## Passage for review
The long running economic expansion – now the second longest on record – and the accompanying exceptional returns in the stock market have been very beneficial to all of us. As the economic expansion and accompanying bull market enters its tenth year, this happy anniversary is a good time to reflect on the merits of rebalancing diversified portfolios.
Portfolio Rebalancing in Uncertain Markets
Since the inception of our firm, we have been consistent advocates of the need to rebalance portfolios to target allocations as market conditions push portfolios significantly away from the strategic targets set for that portfolio. Looking all the way back to the beginning of the current expansion, we remember the many conversations with clients about the need to “pull the trigger” on rebalancing by selling bonds and buying stocks after the 37% loss on the S&P 500 in 2008. Nearly everyone in the investment world had been shocked by the near meltdown of financial markets in 2008 and at the end of that year, nearly all of our portfolios were below target for equities and above target for bonds due to the large stock market losses, both in the U.S. and internationally (international equities lost 43% in 2008 and real estate investment trusts were down 38%). Our rebalancing discipline paid large dividends after 2008 as the world stock markets recovered and our equity investments prospered. In an unprecedented run up for equities, there has not been a down year for the S&P 500 since 2008 and the average annual compound return on the S&P for the ten years ended August 31, 2018 (which includes the last four months of 2008) was 10.9% per year. For calendar year 2017, the S&P return was 21.8% and year-to-date through August 31, the return was 9.9%.

## Records supplied
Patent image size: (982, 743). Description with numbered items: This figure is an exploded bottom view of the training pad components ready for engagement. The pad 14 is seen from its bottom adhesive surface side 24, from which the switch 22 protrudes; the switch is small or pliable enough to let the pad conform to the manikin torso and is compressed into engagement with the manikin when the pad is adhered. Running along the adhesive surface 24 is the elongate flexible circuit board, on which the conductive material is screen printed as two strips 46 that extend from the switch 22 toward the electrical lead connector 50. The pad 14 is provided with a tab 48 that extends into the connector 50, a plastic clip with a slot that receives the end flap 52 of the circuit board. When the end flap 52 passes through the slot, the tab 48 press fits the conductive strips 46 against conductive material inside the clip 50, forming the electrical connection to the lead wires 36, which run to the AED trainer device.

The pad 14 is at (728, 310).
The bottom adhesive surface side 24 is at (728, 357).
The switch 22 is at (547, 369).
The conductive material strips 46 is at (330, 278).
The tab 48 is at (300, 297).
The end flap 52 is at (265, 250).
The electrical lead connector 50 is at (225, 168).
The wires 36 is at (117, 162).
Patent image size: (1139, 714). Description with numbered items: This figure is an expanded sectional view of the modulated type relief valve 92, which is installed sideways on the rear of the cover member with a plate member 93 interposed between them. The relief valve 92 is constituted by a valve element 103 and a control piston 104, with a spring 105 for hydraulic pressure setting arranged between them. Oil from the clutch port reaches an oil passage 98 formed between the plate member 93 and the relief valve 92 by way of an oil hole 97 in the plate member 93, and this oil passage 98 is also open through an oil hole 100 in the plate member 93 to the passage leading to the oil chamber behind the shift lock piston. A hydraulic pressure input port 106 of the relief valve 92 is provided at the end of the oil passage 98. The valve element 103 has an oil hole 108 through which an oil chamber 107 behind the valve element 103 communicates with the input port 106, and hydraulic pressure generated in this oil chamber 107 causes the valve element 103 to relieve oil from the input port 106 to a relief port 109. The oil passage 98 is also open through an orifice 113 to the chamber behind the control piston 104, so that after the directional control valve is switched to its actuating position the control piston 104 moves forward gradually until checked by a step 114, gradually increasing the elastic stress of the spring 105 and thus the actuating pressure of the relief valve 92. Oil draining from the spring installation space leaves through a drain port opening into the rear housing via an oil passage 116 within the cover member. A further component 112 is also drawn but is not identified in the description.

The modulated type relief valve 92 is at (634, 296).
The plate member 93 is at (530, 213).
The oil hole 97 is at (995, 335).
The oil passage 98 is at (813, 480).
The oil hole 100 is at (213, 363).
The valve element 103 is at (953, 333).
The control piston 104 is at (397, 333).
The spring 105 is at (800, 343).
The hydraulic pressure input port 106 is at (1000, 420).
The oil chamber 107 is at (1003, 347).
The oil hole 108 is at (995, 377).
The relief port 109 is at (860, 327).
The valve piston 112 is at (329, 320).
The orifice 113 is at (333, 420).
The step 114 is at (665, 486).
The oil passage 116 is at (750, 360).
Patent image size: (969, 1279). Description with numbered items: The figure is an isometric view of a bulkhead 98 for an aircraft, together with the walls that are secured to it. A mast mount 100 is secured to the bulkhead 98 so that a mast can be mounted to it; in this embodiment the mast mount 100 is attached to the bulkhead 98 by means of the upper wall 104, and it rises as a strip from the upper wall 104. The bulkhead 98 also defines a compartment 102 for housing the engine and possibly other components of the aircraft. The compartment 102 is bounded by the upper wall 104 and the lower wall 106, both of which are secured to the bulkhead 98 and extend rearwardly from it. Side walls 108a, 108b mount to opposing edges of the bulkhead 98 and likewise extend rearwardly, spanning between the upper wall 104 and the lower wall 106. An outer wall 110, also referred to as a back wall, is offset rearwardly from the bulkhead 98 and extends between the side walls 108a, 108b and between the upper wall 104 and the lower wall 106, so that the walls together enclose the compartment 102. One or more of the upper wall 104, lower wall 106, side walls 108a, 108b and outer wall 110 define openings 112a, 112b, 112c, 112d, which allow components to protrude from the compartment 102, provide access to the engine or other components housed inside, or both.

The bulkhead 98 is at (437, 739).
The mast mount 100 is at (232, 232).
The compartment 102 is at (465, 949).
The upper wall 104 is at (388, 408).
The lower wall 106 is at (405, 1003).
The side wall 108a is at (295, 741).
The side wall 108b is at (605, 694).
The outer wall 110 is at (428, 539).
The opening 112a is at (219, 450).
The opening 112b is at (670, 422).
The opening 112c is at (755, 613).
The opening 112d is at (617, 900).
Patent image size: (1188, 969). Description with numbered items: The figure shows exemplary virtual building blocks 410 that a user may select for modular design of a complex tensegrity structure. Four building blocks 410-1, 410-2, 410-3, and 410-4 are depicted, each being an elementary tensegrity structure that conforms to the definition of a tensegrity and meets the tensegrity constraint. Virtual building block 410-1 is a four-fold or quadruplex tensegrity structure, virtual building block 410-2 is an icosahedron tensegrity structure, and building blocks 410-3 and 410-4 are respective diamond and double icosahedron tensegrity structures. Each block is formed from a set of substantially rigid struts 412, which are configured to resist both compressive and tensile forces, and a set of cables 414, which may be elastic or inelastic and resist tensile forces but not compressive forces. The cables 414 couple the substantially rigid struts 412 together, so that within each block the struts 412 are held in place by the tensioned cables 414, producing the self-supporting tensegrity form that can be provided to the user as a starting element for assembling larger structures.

## Problems to work on
A – According to the passage on portfolio rebalancing, why were nearly all of the firm's portfolios below target for equities and above target for bonds at the end of 2008?
B – Continue the passage on portfolio rebalancing from the point where it stops.

## Expected outputs
A – At the end of 2008, the portfolios were below target for equities and above target for bonds because of the large stock market losses that year, both in the U.S. and internationally. The S&P 500 lost 37%, international equities lost 43%, and real estate investment trusts were down 38%.

B –
It is precisely all of this good news that continues to drive our rebalancing discipline today.Obviously, we are all very pleased with the returns of the last ten years, but our rebalancing discipline proceeds from the assumption that no one knows with certainty how markets will perform in the future and that the best defense against uncertain markets is to hold a diversified portfolio that is systematically rebalanced over time.Although the consensus opinion of mainstream economic forecasters is that the current expansion will continue through 2019 or 2020, or perhaps even 2021, we all are aware that economic forecasting is far from an exact science. And there are certainly some significant clouds on the horizon, including the potential impact of continuing tariff impositions, emerging market currency turmoil, rising interest rates, a flattening yield curve (a flat yield curve historically has preceded a recession), and relatively high stock valuations as compared to historical norms.
None of these clouds suggest the need for radical changes to your investment strategy. In fact, all of the data on the likely outcome of market timing (shifting your allocations based on expected future market action) argue in favor of maintaining your commitment to a balanced portfolio in the face of uncertainty. So once again with that old time religion: stay the course. Once you have established a diversified portfolio that fits your risk tolerance, stay within the confines of your overall strategic asset allocation.